A run of records:

○ ○ ○ ○ ○ ○ ○

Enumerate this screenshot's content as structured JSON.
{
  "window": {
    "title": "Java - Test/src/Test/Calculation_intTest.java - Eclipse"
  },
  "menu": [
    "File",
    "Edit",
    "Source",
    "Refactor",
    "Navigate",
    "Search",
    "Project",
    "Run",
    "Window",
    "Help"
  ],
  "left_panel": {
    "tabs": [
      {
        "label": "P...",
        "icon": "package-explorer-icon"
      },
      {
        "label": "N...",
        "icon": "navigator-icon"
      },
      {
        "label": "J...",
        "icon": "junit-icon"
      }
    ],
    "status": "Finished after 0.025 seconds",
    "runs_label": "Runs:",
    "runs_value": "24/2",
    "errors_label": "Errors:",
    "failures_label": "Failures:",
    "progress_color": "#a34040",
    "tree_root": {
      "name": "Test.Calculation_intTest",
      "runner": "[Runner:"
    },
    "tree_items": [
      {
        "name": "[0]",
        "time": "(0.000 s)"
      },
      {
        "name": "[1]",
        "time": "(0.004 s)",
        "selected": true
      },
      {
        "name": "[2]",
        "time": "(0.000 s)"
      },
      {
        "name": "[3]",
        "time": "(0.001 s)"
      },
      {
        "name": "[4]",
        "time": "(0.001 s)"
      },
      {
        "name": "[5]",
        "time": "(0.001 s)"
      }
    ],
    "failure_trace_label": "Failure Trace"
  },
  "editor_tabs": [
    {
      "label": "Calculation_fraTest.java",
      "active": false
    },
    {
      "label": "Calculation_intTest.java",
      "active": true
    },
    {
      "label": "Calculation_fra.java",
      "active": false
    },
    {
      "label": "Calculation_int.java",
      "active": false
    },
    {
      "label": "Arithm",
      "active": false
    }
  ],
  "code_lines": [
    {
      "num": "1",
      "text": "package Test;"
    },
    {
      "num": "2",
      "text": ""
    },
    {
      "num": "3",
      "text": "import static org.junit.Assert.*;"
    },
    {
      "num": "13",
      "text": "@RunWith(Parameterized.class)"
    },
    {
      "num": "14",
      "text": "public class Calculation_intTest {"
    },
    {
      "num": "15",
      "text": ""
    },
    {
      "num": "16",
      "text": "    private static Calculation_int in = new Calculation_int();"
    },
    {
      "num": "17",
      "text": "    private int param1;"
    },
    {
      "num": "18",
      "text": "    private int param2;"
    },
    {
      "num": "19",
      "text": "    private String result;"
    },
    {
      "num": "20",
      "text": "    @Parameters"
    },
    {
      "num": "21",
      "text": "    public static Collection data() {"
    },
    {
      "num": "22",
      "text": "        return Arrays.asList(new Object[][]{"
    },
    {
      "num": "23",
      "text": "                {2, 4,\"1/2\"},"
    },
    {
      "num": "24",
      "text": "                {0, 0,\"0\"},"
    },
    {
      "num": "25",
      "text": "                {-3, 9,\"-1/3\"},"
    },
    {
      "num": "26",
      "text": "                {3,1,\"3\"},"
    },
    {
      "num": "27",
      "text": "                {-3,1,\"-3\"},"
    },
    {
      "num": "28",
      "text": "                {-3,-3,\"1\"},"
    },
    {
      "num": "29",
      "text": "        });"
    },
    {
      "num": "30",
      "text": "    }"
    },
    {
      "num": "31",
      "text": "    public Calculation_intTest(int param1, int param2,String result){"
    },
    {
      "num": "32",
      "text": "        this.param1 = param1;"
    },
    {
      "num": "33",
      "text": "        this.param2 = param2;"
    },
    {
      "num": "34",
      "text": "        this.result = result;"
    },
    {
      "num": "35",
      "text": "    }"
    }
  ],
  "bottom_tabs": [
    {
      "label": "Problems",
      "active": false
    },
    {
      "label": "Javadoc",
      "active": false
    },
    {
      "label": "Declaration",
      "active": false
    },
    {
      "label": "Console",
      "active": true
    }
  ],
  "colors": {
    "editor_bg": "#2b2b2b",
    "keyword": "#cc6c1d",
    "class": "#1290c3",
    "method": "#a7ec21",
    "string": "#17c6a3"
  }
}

○ ○ ○ ○ ○ ○ ○

GIVEN REQUEST: Filter the records above for lines containing the word "icon", and copy those lines.

SOLUTION:
        "icon": "package-explorer-icon"
        "icon": "navigator-icon"
        "icon": "junit-icon"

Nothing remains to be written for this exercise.